Input data:

********

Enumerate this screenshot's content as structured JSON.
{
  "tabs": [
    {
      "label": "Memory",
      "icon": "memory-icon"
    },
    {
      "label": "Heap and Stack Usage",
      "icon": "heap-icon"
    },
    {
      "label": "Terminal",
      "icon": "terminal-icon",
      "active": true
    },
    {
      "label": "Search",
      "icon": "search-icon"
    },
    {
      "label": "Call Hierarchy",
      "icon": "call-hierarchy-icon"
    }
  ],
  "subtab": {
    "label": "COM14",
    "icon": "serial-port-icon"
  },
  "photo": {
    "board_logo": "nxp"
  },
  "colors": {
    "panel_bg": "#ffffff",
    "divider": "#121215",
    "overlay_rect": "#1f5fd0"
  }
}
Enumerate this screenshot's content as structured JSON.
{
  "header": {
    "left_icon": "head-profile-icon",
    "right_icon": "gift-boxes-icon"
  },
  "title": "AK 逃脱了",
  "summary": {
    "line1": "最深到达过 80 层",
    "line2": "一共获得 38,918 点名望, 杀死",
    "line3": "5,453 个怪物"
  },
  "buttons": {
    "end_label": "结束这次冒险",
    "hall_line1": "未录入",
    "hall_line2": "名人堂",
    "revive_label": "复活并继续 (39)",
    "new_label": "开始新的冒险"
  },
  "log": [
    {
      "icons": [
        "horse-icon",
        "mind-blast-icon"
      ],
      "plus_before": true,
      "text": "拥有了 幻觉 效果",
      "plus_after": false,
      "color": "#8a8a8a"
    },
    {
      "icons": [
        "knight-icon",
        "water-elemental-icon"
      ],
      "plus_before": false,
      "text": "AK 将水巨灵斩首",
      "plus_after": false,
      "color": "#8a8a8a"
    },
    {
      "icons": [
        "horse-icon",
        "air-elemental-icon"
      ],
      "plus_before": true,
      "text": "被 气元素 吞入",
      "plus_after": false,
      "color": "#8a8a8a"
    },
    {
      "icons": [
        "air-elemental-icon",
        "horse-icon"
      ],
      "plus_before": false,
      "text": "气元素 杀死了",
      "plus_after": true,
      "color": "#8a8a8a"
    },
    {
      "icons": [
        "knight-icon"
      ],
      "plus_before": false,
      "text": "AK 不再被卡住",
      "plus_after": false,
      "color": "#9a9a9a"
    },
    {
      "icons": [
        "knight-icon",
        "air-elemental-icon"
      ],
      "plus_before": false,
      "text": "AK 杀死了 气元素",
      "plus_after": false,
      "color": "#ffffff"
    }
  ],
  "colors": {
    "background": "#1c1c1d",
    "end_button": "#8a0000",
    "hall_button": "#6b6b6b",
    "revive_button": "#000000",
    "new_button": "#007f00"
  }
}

********

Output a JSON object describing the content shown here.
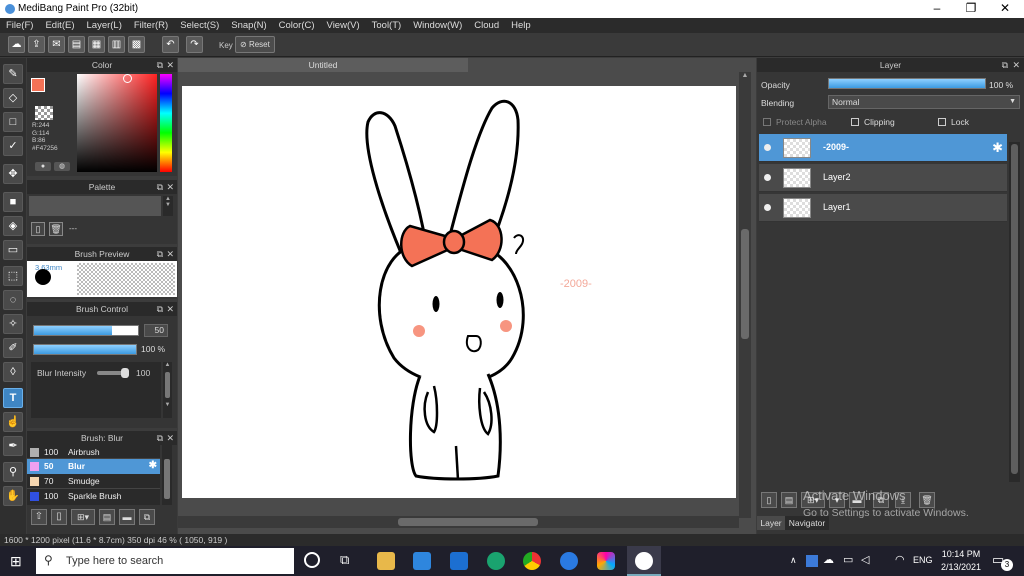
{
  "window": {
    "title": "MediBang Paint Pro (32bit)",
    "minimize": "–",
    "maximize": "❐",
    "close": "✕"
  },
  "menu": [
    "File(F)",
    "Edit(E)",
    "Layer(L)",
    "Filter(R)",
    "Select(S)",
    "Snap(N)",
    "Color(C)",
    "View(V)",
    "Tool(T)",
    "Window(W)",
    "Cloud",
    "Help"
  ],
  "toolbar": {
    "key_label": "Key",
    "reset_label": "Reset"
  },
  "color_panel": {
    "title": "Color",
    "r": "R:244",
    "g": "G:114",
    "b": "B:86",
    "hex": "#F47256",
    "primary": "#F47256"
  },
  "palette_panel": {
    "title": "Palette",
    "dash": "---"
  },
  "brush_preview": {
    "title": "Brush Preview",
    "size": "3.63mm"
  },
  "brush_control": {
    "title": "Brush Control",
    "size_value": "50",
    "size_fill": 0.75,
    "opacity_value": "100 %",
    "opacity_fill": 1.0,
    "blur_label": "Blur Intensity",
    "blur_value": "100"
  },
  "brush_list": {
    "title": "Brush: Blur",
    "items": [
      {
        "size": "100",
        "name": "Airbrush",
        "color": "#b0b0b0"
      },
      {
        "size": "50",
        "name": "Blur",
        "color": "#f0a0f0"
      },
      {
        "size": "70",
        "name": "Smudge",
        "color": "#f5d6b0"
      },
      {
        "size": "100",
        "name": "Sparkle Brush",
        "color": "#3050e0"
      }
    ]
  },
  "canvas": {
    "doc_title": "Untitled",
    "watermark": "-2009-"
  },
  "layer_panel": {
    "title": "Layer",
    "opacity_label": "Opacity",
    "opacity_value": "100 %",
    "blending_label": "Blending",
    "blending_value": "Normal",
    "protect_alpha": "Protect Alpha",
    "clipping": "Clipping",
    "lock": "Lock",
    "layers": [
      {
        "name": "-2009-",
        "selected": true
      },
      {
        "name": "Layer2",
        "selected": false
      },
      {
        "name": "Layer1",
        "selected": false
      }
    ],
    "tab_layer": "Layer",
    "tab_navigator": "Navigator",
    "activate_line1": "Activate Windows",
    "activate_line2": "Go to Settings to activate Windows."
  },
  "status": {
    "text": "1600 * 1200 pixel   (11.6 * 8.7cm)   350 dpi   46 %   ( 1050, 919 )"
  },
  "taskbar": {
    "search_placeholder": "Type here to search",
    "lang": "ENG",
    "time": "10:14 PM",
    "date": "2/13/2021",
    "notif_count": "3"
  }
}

********

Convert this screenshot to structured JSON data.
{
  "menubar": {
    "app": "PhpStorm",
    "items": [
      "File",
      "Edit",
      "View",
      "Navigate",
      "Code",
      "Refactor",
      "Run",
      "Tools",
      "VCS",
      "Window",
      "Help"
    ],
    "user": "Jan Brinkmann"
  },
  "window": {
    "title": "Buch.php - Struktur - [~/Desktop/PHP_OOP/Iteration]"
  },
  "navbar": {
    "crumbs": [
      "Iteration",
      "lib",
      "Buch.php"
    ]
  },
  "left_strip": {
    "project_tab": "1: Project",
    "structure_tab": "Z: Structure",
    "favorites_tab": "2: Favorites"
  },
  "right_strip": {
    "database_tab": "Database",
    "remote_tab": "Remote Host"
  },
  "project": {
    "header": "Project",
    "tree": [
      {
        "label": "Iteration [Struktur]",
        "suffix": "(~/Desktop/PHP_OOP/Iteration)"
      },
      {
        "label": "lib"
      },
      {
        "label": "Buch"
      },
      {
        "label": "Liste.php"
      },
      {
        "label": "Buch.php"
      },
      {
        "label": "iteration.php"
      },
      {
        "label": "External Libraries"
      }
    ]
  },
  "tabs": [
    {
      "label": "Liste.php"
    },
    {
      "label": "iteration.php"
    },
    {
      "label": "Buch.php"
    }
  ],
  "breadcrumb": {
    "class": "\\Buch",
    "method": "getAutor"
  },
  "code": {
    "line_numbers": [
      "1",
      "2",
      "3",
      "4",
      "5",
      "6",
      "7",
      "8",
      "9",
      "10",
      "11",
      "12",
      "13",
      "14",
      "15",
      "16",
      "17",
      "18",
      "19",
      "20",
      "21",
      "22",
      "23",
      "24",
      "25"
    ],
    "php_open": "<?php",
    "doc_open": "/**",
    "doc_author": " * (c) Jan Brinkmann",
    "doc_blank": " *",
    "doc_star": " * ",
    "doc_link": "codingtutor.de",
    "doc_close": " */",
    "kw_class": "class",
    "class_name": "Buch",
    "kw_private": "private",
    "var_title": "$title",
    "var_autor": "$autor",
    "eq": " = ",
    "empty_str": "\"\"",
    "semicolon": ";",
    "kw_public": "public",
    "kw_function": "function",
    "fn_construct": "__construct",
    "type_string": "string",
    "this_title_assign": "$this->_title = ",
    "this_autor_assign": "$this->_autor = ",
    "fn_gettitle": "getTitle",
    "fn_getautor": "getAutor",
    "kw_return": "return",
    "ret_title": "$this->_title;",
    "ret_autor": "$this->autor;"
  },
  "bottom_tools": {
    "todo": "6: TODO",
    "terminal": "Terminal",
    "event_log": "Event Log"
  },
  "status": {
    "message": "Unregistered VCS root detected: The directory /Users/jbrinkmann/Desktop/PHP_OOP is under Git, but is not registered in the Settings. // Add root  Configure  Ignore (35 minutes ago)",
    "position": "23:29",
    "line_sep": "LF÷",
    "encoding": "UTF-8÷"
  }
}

********

Problem statement: Find the word "getAutor" in the entries above and gather every line that holds it.

Complete output:
    "method": "getAutor"
    "fn_getautor": "getAutor",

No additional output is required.